YOUR TASK -
Show every line below where "title" can be found.

....................

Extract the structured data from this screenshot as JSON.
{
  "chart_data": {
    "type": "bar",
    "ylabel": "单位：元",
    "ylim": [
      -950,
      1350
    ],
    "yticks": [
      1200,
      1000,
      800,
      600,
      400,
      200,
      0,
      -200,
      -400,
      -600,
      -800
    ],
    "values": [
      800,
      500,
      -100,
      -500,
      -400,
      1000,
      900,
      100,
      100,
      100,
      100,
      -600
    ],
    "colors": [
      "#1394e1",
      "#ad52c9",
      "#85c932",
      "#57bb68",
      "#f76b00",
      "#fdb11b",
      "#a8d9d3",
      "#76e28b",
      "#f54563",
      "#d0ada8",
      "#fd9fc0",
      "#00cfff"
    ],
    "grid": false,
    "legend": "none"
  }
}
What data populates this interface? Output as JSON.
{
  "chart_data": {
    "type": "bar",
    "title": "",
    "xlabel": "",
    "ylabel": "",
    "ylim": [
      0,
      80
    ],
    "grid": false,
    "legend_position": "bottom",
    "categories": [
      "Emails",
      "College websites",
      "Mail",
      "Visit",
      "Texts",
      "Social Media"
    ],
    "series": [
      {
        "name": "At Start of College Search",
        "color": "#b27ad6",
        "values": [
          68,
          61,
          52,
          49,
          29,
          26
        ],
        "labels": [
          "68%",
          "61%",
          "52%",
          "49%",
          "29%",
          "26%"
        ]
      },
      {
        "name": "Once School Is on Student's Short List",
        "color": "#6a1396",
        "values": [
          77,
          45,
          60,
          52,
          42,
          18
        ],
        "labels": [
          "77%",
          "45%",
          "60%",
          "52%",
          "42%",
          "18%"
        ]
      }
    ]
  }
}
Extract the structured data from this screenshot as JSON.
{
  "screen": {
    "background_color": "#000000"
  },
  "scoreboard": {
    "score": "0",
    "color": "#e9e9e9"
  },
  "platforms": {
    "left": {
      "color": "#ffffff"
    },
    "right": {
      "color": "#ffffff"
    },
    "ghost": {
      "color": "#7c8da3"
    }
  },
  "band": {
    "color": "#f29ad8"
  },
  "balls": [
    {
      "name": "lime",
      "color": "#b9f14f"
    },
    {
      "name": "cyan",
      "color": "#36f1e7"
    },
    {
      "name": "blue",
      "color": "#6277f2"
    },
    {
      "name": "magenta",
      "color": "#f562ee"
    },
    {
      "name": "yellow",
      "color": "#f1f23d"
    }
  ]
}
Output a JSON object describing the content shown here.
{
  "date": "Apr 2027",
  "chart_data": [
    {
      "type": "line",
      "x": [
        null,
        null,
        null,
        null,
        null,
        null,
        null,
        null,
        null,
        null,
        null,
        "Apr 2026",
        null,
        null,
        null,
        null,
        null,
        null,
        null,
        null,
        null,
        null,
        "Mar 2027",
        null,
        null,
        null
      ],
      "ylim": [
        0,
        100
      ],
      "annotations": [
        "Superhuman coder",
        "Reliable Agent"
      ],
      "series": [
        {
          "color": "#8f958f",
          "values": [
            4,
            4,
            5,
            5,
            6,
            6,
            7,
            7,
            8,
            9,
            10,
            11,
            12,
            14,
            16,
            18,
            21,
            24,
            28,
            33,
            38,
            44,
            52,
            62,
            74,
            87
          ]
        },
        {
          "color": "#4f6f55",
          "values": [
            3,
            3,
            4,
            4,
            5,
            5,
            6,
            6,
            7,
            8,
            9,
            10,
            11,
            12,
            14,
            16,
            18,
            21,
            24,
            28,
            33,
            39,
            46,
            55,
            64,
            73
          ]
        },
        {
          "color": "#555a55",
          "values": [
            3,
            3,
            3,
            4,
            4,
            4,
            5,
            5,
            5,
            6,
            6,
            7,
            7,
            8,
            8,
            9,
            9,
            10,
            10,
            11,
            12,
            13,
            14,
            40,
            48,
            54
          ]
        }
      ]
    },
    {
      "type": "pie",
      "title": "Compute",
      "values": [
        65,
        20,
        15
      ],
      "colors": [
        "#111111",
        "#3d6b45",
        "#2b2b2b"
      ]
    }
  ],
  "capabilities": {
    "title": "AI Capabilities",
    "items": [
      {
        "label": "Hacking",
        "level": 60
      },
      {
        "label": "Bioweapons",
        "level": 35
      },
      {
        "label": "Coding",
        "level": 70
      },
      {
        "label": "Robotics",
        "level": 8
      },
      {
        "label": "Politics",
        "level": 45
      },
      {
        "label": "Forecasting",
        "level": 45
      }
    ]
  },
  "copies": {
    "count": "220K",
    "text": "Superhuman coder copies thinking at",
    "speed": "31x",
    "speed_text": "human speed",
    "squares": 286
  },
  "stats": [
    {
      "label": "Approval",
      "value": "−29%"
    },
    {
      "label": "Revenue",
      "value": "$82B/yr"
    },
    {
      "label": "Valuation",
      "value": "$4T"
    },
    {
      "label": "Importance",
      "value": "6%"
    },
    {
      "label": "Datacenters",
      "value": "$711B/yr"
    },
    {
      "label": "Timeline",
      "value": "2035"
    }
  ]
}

....................

FINAL RESULT -
    "title": "",
      "title": "Compute",
    "title": "AI Capabilities",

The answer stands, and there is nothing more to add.